TASK GOAL: List each line of the data that holds the word "JSON".

INFORMATION GIVEN:
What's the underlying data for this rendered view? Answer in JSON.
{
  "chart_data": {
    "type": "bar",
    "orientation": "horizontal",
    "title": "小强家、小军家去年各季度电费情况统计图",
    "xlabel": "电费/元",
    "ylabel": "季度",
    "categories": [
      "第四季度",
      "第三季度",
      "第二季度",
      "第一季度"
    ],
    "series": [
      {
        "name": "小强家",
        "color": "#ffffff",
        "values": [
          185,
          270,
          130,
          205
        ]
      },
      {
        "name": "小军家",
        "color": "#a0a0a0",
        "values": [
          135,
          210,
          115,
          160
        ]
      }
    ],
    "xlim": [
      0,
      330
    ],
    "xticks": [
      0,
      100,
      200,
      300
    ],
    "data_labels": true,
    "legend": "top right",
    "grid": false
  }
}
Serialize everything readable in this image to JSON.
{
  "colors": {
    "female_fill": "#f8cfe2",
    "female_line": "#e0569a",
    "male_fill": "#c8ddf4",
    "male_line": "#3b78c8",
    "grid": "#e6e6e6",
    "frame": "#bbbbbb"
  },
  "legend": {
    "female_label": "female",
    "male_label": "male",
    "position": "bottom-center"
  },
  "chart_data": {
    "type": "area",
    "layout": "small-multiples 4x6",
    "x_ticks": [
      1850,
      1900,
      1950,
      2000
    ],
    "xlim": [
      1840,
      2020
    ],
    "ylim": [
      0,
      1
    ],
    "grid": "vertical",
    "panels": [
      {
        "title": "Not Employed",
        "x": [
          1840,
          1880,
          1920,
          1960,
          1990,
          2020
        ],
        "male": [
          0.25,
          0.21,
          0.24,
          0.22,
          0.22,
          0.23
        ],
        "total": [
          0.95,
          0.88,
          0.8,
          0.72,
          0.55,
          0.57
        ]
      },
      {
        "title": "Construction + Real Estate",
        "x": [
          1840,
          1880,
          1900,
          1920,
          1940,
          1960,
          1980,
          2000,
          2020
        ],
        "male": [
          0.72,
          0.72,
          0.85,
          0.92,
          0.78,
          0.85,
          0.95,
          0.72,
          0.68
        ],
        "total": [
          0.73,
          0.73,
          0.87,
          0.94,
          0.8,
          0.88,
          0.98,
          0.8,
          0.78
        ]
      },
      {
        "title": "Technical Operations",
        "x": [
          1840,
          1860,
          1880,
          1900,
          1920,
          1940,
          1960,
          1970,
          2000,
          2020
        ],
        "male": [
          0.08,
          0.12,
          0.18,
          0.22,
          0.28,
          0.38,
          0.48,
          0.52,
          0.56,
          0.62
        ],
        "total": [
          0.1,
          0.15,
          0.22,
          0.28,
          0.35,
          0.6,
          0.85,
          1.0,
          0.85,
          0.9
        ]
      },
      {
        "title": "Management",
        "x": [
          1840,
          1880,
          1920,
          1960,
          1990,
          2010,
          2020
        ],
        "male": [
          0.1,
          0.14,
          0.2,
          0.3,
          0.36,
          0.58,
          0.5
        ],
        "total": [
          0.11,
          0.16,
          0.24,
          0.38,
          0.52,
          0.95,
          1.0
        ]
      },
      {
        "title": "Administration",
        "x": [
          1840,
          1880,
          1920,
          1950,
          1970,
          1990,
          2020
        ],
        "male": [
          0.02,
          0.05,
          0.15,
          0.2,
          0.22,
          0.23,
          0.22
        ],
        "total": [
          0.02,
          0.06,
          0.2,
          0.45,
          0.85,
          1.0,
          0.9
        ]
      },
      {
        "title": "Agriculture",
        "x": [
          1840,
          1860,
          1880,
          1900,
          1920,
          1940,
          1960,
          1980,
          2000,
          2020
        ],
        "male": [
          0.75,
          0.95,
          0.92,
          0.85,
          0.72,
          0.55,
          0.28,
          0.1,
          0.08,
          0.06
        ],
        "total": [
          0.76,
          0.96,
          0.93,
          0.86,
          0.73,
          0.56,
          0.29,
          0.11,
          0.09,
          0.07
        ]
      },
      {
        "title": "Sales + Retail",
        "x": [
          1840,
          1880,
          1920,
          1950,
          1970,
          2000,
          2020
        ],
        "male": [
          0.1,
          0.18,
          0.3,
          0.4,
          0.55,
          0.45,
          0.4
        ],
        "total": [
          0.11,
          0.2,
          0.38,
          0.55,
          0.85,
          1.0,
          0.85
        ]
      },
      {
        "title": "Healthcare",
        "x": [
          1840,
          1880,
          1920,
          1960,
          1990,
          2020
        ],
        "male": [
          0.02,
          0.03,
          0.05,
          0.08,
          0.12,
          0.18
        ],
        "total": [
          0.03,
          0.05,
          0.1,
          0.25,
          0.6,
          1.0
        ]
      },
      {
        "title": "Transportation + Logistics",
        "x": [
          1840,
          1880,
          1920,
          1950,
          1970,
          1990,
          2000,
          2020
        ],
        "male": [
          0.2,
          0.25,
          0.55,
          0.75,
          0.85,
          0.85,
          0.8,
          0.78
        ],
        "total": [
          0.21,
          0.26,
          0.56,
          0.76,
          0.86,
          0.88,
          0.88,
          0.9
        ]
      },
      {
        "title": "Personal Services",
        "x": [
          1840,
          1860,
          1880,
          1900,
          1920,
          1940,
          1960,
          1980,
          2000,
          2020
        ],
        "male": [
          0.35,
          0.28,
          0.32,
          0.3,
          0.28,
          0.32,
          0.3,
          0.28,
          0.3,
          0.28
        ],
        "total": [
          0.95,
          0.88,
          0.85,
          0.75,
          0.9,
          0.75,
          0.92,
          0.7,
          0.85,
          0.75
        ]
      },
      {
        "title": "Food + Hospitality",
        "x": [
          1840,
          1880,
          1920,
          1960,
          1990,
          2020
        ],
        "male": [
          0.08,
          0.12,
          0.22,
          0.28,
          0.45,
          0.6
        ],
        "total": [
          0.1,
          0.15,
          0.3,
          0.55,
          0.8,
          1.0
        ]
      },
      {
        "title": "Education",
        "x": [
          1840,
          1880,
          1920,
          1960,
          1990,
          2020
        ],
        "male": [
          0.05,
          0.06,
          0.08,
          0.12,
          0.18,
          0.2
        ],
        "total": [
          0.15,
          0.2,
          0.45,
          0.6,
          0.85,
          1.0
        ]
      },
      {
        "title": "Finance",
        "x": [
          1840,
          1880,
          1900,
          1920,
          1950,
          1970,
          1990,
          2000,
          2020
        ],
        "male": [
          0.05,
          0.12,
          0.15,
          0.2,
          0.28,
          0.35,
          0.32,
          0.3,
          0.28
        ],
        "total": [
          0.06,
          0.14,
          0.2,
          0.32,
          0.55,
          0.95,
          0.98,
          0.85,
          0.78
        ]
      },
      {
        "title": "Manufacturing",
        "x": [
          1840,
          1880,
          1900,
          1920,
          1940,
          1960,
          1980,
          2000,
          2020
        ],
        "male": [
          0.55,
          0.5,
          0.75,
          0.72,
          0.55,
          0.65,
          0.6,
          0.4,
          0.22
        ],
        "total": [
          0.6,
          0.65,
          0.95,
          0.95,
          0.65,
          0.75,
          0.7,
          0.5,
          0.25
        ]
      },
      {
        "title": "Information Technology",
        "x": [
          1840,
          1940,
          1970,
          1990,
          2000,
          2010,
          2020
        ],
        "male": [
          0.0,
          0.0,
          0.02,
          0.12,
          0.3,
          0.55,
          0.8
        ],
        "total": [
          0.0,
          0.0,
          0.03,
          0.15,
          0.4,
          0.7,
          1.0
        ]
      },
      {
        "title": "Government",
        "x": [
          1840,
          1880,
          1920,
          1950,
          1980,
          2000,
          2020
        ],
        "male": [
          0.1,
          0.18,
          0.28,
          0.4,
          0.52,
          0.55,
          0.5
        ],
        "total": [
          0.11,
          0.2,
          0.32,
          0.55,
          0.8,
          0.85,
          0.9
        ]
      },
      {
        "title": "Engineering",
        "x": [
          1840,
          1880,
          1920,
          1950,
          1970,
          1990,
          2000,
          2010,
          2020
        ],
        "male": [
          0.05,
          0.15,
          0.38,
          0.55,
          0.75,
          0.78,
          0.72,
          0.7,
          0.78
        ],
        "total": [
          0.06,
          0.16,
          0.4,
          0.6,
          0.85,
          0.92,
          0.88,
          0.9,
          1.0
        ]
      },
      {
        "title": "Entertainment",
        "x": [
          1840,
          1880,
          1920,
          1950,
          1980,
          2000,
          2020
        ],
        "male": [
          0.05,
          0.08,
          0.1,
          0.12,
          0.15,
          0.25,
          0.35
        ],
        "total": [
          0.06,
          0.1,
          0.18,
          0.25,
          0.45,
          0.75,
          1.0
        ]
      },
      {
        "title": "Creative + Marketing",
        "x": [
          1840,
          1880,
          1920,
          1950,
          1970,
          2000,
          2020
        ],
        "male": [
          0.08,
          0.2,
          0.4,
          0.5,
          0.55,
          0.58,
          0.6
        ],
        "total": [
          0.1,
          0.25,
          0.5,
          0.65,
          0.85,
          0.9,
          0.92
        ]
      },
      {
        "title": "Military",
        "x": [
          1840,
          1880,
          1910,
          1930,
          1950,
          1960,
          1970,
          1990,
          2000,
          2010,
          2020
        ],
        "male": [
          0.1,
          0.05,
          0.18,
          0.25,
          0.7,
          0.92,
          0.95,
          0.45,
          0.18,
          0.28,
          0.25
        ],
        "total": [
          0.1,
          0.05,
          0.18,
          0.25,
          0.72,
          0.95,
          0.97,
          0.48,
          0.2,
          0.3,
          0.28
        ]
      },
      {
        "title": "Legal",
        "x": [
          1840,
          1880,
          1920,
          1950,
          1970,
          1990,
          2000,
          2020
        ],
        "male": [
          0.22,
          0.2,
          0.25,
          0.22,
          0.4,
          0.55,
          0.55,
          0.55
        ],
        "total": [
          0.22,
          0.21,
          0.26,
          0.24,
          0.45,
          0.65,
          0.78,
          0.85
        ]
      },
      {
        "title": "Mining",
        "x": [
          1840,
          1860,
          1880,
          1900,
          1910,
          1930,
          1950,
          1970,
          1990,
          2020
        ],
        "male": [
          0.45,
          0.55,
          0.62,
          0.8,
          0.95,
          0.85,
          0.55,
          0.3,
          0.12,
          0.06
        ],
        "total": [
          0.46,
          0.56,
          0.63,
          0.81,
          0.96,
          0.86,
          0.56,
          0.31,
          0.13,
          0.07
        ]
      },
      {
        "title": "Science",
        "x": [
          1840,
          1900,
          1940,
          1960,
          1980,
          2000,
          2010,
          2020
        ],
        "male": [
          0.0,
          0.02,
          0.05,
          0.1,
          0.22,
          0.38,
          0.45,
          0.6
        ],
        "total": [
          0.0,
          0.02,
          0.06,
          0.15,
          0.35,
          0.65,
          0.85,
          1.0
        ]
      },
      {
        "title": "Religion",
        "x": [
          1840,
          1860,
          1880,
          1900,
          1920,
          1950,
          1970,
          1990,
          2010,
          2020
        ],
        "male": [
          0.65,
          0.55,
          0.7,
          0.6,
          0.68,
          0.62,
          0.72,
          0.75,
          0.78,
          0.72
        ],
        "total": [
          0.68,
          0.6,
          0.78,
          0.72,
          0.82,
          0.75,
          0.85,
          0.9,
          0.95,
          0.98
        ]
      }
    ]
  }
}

SOLUTION:
What's the underlying data for this rendered view? Answer in JSON.
Serialize everything readable in this image to JSON.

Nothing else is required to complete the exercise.